§ Available records
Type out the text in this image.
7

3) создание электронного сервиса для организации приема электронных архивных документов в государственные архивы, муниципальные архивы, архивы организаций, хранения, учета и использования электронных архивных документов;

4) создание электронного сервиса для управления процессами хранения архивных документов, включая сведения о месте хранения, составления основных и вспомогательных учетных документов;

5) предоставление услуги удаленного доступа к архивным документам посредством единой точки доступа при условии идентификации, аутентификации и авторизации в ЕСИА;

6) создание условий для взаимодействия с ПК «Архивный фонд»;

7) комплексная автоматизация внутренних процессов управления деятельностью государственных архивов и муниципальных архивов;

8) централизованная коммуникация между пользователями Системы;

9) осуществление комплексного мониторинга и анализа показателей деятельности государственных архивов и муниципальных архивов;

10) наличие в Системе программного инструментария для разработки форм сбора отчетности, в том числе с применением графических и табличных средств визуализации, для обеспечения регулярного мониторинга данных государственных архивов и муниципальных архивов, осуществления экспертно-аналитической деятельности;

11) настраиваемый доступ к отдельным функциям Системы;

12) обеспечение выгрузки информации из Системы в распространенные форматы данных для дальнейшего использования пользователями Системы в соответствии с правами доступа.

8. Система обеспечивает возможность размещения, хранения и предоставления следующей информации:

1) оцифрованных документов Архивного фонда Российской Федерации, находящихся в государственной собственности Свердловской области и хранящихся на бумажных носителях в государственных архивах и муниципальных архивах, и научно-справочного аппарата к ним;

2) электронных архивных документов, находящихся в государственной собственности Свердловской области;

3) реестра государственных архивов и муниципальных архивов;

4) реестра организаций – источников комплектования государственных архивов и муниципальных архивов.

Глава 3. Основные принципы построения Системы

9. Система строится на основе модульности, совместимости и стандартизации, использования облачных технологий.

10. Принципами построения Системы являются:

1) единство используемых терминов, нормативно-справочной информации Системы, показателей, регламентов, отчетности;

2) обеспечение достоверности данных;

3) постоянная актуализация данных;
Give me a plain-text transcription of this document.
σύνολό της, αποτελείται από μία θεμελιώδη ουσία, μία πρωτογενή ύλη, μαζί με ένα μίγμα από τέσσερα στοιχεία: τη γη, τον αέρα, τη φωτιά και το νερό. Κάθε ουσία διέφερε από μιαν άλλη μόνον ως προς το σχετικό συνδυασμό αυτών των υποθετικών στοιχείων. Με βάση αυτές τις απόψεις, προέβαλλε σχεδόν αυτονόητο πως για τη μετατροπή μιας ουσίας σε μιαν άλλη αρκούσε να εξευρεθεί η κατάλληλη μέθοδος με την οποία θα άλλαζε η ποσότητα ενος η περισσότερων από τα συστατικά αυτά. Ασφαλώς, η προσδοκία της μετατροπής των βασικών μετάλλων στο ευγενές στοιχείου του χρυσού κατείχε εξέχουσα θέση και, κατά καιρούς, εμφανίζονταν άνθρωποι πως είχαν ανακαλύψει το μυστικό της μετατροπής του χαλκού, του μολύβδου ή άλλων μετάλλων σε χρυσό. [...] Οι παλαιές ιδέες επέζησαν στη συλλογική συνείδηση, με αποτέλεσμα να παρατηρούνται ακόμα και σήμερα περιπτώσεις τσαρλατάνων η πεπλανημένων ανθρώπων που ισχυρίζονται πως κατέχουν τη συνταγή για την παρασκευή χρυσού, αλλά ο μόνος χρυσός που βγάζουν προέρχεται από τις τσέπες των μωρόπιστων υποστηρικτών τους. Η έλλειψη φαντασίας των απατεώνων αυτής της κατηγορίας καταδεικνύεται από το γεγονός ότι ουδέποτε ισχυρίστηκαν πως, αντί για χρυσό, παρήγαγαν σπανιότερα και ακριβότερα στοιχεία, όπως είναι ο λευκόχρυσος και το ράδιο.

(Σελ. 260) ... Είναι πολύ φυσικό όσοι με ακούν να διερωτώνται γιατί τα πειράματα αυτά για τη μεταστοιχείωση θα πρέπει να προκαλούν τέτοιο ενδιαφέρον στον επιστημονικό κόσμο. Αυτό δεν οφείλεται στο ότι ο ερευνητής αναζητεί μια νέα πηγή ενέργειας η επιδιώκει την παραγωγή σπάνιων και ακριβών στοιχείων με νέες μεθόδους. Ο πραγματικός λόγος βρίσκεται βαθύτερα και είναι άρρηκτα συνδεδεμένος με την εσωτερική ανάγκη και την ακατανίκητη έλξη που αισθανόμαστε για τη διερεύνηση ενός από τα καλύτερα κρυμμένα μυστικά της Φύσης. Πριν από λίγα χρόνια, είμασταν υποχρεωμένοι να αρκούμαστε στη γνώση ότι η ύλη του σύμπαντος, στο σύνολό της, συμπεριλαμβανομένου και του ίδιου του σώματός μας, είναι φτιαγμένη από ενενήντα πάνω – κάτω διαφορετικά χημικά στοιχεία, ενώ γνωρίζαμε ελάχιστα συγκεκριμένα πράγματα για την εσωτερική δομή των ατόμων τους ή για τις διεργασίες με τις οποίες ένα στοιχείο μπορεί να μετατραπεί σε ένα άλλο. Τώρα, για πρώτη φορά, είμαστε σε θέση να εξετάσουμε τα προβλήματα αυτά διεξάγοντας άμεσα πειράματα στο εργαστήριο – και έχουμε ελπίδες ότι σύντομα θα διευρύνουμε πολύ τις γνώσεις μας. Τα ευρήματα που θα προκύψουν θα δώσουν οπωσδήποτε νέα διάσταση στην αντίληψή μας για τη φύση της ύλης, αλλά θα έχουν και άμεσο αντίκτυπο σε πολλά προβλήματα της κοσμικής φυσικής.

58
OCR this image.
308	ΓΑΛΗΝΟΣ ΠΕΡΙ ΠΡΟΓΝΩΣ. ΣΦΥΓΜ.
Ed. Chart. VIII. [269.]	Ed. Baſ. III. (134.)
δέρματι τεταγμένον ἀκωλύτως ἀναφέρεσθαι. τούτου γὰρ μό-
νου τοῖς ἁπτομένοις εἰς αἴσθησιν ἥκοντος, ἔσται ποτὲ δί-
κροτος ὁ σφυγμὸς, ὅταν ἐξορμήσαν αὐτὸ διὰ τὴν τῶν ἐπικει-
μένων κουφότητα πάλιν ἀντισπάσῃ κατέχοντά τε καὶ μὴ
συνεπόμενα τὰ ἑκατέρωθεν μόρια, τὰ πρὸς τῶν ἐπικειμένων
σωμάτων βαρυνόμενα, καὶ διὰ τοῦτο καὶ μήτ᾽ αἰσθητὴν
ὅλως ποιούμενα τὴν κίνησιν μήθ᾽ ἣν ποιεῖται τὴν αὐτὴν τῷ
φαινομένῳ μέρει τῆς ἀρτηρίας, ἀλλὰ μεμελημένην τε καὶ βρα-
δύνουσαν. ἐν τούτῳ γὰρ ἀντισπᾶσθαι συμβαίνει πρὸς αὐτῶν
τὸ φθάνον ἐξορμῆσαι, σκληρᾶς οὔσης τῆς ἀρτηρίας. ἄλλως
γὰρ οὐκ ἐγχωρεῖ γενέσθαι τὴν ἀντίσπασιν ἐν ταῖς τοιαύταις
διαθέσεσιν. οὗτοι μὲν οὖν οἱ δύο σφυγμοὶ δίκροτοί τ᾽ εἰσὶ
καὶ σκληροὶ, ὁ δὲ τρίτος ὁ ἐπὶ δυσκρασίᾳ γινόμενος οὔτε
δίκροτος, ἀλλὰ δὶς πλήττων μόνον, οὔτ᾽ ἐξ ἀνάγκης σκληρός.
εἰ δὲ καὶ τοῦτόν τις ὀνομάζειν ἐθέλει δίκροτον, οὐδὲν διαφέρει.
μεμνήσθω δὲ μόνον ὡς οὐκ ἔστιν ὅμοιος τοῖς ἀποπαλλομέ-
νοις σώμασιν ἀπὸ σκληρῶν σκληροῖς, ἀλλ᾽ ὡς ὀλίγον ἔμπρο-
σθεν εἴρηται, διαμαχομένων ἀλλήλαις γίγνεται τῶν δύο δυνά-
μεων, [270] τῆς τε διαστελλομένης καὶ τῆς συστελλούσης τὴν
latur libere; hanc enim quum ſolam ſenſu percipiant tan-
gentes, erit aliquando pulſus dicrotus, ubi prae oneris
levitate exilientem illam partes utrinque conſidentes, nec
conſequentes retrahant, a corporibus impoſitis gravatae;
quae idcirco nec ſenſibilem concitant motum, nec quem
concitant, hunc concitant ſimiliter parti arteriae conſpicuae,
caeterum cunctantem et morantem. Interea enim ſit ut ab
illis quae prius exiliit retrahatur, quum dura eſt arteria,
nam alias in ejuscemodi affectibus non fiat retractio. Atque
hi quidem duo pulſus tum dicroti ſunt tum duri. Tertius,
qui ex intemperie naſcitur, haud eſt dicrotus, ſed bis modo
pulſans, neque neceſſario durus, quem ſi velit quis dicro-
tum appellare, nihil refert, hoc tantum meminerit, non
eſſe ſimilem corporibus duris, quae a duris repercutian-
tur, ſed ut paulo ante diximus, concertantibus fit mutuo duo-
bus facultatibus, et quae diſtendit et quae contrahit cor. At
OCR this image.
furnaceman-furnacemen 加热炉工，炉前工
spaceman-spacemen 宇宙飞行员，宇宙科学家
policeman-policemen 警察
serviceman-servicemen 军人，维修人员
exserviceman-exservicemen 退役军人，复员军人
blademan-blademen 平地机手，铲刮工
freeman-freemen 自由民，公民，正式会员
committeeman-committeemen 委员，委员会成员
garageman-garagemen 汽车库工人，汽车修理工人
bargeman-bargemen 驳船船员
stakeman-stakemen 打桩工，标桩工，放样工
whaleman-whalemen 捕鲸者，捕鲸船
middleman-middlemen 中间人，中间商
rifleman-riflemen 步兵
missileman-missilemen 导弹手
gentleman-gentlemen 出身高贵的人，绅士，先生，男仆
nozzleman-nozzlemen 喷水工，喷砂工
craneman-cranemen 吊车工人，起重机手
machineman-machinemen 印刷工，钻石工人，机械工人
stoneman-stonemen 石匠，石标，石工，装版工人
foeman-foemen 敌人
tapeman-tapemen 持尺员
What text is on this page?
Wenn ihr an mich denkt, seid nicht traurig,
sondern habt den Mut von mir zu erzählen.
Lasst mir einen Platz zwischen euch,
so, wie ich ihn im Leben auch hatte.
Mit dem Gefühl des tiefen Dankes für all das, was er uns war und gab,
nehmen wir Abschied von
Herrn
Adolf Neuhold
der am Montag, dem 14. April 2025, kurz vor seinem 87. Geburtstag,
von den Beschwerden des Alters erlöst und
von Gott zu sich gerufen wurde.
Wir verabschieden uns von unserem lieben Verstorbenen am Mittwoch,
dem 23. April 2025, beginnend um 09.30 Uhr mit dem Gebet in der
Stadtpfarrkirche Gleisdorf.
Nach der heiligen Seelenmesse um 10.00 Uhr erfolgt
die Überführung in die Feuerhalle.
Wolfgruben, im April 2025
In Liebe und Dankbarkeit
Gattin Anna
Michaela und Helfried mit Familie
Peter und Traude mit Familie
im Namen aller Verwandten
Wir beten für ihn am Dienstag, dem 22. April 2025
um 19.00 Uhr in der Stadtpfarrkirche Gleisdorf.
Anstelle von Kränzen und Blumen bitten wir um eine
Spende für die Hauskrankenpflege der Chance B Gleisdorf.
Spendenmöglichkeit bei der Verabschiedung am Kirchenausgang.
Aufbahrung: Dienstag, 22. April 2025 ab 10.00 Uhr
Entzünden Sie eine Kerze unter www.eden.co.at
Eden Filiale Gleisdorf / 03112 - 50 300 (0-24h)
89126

§ Exercise requirements
Copy out every line of the material above that mentions the word "ἀλλὰ".

§ Full response
φαινομένῳ μέρει τῆς ἀρτηρίας, ἀλλὰ μεμελημένην τε καὶ βρα-
δίκροτος, ἀλλὰ δὶς πλήττων μόνον, οὔτ᾽ ἐξ ἀνάγκης σκληρός.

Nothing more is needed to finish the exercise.